--- Exercise objective ---
From the entries below, gather each line containing the word "screenshot".

Stored data
⁂

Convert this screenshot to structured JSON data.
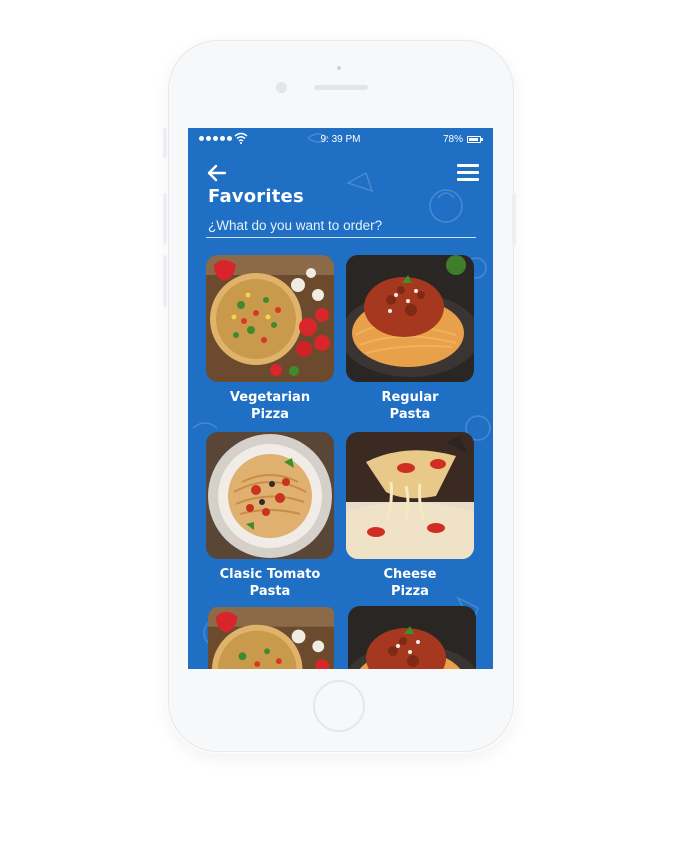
{
  "status_bar": {
    "time": "9: 39 PM",
    "battery": "78%"
  },
  "header": {
    "title": "Favorites"
  },
  "search": {
    "placeholder": "¿What do you want to order?"
  },
  "items": [
    {
      "name_line1": "Vegetarian",
      "name_line2": "Pizza",
      "image": "vegetarian-pizza"
    },
    {
      "name_line1": "Regular",
      "name_line2": "Pasta",
      "image": "regular-pasta"
    },
    {
      "name_line1": "Clasic Tomato",
      "name_line2": "Pasta",
      "image": "tomato-pasta"
    },
    {
      "name_line1": "Cheese",
      "name_line2": "Pizza",
      "image": "cheese-pizza"
    },
    {
      "image": "vegetarian-pizza"
    },
    {
      "image": "regular-pasta"
    }
  ],
  "colors": {
    "screen_bg": "#1f6fc5",
    "text": "#ffffff"
  }
}
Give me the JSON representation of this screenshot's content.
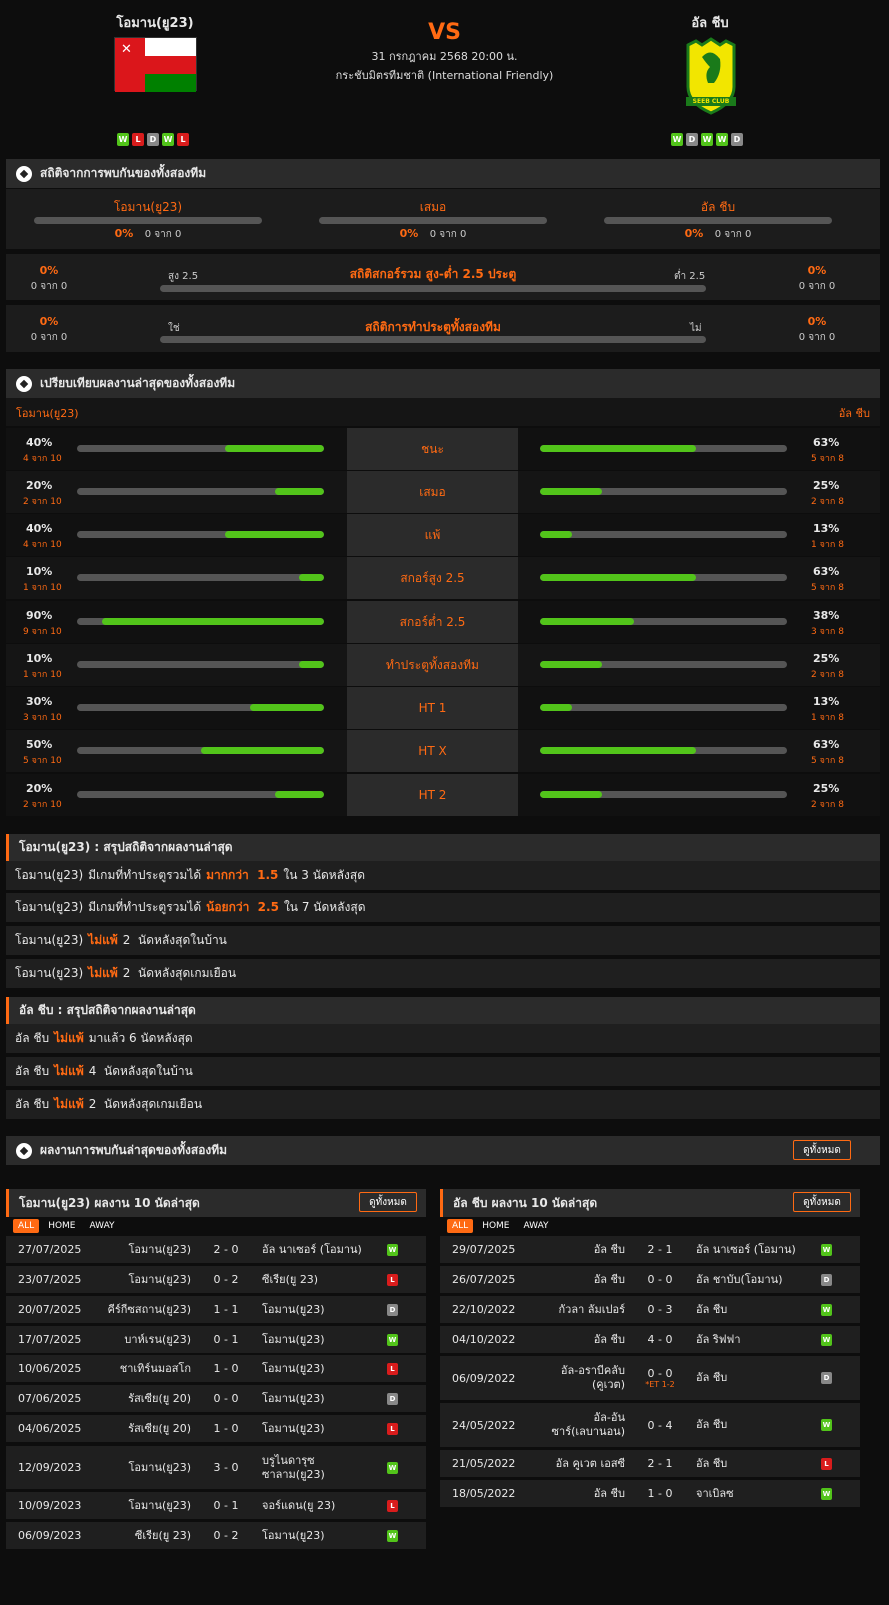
{
  "header": {
    "home_team": "โอมาน(ยู23)",
    "away_team": "อัล ชีบ",
    "vs": "VS",
    "datetime": "31 กรกฎาคม 2568 20:00 น.",
    "competition": "กระชับมิตรทีมชาติ (International Friendly)",
    "home_form": [
      "W",
      "L",
      "D",
      "W",
      "L"
    ],
    "away_form": [
      "W",
      "D",
      "W",
      "W",
      "D"
    ],
    "away_logo_text": "SEEB CLUB"
  },
  "h2h": {
    "title": "สถิติจากการพบกันของทั้งสองทีม",
    "home_label": "โอมาน(ยู23)",
    "draw_label": "เสมอ",
    "away_label": "อัล ชีบ",
    "home_pct": "0%",
    "home_cnt": "0 จาก 0",
    "draw_pct": "0%",
    "draw_cnt": "0 จาก 0",
    "away_pct": "0%",
    "away_cnt": "0 จาก 0",
    "ou_title": "สถิติสกอร์รวม สูง-ต่ำ 2.5 ประตู",
    "ou_left": "สูง 2.5",
    "ou_right": "ต่ำ 2.5",
    "ou_lpct": "0%",
    "ou_lcnt": "0 จาก 0",
    "ou_rpct": "0%",
    "ou_rcnt": "0 จาก 0",
    "btts_title": "สถิติการทำประตูทั้งสองทีม",
    "btts_left": "ใช่",
    "btts_right": "ไม่",
    "btts_lpct": "0%",
    "btts_lcnt": "0 จาก 0",
    "btts_rpct": "0%",
    "btts_rcnt": "0 จาก 0"
  },
  "compare": {
    "title": "เปรียบเทียบผลงานล่าสุดของทั้งสองทีม",
    "home_label": "โอมาน(ยู23)",
    "away_label": "อัล ชีบ",
    "rows": [
      {
        "label": "ชนะ",
        "hp": "40%",
        "hc": "4 จาก 10",
        "hv": 0.4,
        "ap": "63%",
        "ac": "5 จาก 8",
        "av": 0.63
      },
      {
        "label": "เสมอ",
        "hp": "20%",
        "hc": "2 จาก 10",
        "hv": 0.2,
        "ap": "25%",
        "ac": "2 จาก 8",
        "av": 0.25
      },
      {
        "label": "แพ้",
        "hp": "40%",
        "hc": "4 จาก 10",
        "hv": 0.4,
        "ap": "13%",
        "ac": "1 จาก 8",
        "av": 0.13
      },
      {
        "label": "สกอร์สูง 2.5",
        "hp": "10%",
        "hc": "1 จาก 10",
        "hv": 0.1,
        "ap": "63%",
        "ac": "5 จาก 8",
        "av": 0.63
      },
      {
        "label": "สกอร์ต่ำ 2.5",
        "hp": "90%",
        "hc": "9 จาก 10",
        "hv": 0.9,
        "ap": "38%",
        "ac": "3 จาก 8",
        "av": 0.38
      },
      {
        "label": "ทำประตูทั้งสองทีม",
        "hp": "10%",
        "hc": "1 จาก 10",
        "hv": 0.1,
        "ap": "25%",
        "ac": "2 จาก 8",
        "av": 0.25
      },
      {
        "label": "HT 1",
        "hp": "30%",
        "hc": "3 จาก 10",
        "hv": 0.3,
        "ap": "13%",
        "ac": "1 จาก 8",
        "av": 0.13
      },
      {
        "label": "HT X",
        "hp": "50%",
        "hc": "5 จาก 10",
        "hv": 0.5,
        "ap": "63%",
        "ac": "5 จาก 8",
        "av": 0.63
      },
      {
        "label": "HT 2",
        "hp": "20%",
        "hc": "2 จาก 10",
        "hv": 0.2,
        "ap": "25%",
        "ac": "2 จาก 8",
        "av": 0.25
      }
    ]
  },
  "home_summary": {
    "title": "โอมาน(ยู23) : สรุปสถิติจากผลงานล่าสุด",
    "rows": [
      {
        "a": "โอมาน(ยู23)",
        "b": "มีเกมที่ทำประตูรวมได้",
        "hl": "มากกว่า  1.5",
        "c": "ใน 3 นัดหลังสุด"
      },
      {
        "a": "โอมาน(ยู23)",
        "b": "มีเกมที่ทำประตูรวมได้",
        "hl": "น้อยกว่า  2.5",
        "c": "ใน 7 นัดหลังสุด"
      },
      {
        "a": "โอมาน(ยู23)",
        "b": "",
        "hl": "ไม่แพ้",
        "c": "2  นัดหลังสุดในบ้าน"
      },
      {
        "a": "โอมาน(ยู23)",
        "b": "",
        "hl": "ไม่แพ้",
        "c": "2  นัดหลังสุดเกมเยือน"
      }
    ]
  },
  "away_summary": {
    "title": "อัล ชีบ : สรุปสถิติจากผลงานล่าสุด",
    "rows": [
      {
        "a": "อัล ชีบ",
        "hl": "ไม่แพ้",
        "c": "มาแล้ว 6 นัดหลังสุด"
      },
      {
        "a": "อัล ชีบ",
        "hl": "ไม่แพ้",
        "c": "4  นัดหลังสุดในบ้าน"
      },
      {
        "a": "อัล ชีบ",
        "hl": "ไม่แพ้",
        "c": "2  นัดหลังสุดเกมเยือน"
      }
    ]
  },
  "recent": {
    "title": "ผลงานการพบกันล่าสุดของทั้งสองทีม",
    "view_all": "ดูทั้งหมด",
    "home_title": "โอมาน(ยู23) ผลงาน 10 นัดล่าสุด",
    "away_title": "อัล ชีบ ผลงาน 10 นัดล่าสุด",
    "tab_all": "ALL",
    "tab_home": "HOME",
    "tab_away": "AWAY",
    "home_results": [
      {
        "date": "27/07/2025",
        "home": "โอมาน(ยู23)",
        "score": "2 - 0",
        "away": "อัล นาเซอร์ (โอมาน)",
        "r": "W"
      },
      {
        "date": "23/07/2025",
        "home": "โอมาน(ยู23)",
        "score": "0 - 2",
        "away": "ซีเรีย(ยู 23)",
        "r": "L"
      },
      {
        "date": "20/07/2025",
        "home": "คีร์กีซสถาน(ยู23)",
        "score": "1 - 1",
        "away": "โอมาน(ยู23)",
        "r": "D"
      },
      {
        "date": "17/07/2025",
        "home": "บาห์เรน(ยู23)",
        "score": "0 - 1",
        "away": "โอมาน(ยู23)",
        "r": "W"
      },
      {
        "date": "10/06/2025",
        "home": "ชาเทิร์นมอสโก",
        "score": "1 - 0",
        "away": "โอมาน(ยู23)",
        "r": "L"
      },
      {
        "date": "07/06/2025",
        "home": "รัสเซีย(ยู 20)",
        "score": "0 - 0",
        "away": "โอมาน(ยู23)",
        "r": "D"
      },
      {
        "date": "04/06/2025",
        "home": "รัสเซีย(ยู 20)",
        "score": "1 - 0",
        "away": "โอมาน(ยู23)",
        "r": "L"
      },
      {
        "date": "12/09/2023",
        "home": "โอมาน(ยู23)",
        "score": "3 - 0",
        "away": "บรูไนดารุซ ซาลาม(ยู23)",
        "r": "W"
      },
      {
        "date": "10/09/2023",
        "home": "โอมาน(ยู23)",
        "score": "0 - 1",
        "away": "จอร์แดน(ยู 23)",
        "r": "L"
      },
      {
        "date": "06/09/2023",
        "home": "ซีเรีย(ยู 23)",
        "score": "0 - 2",
        "away": "โอมาน(ยู23)",
        "r": "W"
      }
    ],
    "away_results": [
      {
        "date": "29/07/2025",
        "home": "อัล ชีบ",
        "score": "2 - 1",
        "away": "อัล นาเซอร์ (โอมาน)",
        "r": "W"
      },
      {
        "date": "26/07/2025",
        "home": "อัล ชีบ",
        "score": "0 - 0",
        "away": "อัล ชาบับ(โอมาน)",
        "r": "D"
      },
      {
        "date": "22/10/2022",
        "home": "กัวลา ลัมเปอร์",
        "score": "0 - 3",
        "away": "อัล ชีบ",
        "r": "W"
      },
      {
        "date": "04/10/2022",
        "home": "อัล ชีบ",
        "score": "4 - 0",
        "away": "อัล ริฟฟา",
        "r": "W"
      },
      {
        "date": "06/09/2022",
        "home": "อัล-อราบีคลับ (คูเวต)",
        "score": "0 - 0",
        "note": "*ET 1-2",
        "away": "อัล ชีบ",
        "r": "D"
      },
      {
        "date": "24/05/2022",
        "home": "อัล-อันซาร์(เลบานอน)",
        "score": "0 - 4",
        "away": "อัล ชีบ",
        "r": "W"
      },
      {
        "date": "21/05/2022",
        "home": "อัล คูเวต เอสซี",
        "score": "2 - 1",
        "away": "อัล ชีบ",
        "r": "L"
      },
      {
        "date": "18/05/2022",
        "home": "อัล ชีบ",
        "score": "1 - 0",
        "away": "จาเบิลซ",
        "r": "W"
      }
    ]
  }
}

⁂

--- Result of the task ---
Convert this screenshot to structured JSON data.
Give me the JSON representation of this screenshot's content.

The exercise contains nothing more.